## WHAT TO PRODUCE:
Below are the records. List every line holding the word "камеры".

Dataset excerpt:
══════

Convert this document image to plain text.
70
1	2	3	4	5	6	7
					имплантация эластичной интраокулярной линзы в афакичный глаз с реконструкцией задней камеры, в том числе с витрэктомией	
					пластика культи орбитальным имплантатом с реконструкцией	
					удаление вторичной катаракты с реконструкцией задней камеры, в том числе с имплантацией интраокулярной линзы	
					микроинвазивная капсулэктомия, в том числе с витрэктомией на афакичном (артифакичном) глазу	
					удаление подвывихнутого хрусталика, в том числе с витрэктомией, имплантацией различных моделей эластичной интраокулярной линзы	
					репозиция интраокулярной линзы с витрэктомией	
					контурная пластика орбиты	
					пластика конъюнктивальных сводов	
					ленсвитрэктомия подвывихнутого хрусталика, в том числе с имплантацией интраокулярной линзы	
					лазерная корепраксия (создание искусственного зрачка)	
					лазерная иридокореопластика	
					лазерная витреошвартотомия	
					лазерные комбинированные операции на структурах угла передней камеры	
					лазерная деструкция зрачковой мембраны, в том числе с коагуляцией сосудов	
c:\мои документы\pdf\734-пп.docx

══════

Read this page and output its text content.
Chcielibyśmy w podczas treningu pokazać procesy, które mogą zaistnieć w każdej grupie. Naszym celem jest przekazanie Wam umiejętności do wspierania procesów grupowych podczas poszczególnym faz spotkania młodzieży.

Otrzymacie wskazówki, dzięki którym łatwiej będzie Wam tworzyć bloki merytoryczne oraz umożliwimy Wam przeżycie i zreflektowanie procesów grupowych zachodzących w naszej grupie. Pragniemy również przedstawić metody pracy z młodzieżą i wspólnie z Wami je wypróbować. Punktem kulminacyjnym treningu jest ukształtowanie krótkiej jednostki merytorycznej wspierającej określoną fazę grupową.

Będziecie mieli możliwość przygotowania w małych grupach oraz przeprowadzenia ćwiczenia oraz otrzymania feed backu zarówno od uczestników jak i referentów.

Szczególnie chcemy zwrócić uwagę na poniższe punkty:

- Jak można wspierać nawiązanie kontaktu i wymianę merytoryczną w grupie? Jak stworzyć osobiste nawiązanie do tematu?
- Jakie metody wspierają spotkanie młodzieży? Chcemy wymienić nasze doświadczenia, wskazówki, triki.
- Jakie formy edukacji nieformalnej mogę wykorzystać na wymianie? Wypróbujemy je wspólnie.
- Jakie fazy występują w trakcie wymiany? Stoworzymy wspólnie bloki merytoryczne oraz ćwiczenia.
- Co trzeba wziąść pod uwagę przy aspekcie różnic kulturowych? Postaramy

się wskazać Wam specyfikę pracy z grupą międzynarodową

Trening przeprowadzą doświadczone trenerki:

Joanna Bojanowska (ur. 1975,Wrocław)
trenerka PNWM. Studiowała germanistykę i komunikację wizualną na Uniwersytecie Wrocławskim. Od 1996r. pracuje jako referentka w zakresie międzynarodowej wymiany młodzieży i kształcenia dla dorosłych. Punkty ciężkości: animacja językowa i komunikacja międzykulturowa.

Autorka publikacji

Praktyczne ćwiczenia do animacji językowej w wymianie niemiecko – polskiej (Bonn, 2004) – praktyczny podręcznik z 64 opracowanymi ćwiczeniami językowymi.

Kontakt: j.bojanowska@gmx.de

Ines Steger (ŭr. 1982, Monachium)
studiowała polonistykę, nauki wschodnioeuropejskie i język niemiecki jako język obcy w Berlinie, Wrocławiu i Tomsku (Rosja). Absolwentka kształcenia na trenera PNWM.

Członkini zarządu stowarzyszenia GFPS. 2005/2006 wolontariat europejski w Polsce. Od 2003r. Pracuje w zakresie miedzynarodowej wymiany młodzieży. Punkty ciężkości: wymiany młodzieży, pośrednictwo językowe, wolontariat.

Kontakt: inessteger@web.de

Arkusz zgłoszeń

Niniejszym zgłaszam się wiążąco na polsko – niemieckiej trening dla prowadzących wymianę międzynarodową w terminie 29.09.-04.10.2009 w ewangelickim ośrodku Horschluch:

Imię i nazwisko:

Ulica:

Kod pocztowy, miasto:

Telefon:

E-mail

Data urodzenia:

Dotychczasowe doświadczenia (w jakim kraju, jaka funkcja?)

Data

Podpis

══════

## SOLUTION FOR THIS PROBLEM:
					имплантация эластичной интраокулярной линзы в афакичный глаз с реконструкцией задней камеры, в том числе с витрэктомией	
					удаление вторичной катаракты с реконструкцией задней камеры, в том числе с имплантацией интраокулярной линзы	
					лазерные комбинированные операции на структурах угла передней камеры	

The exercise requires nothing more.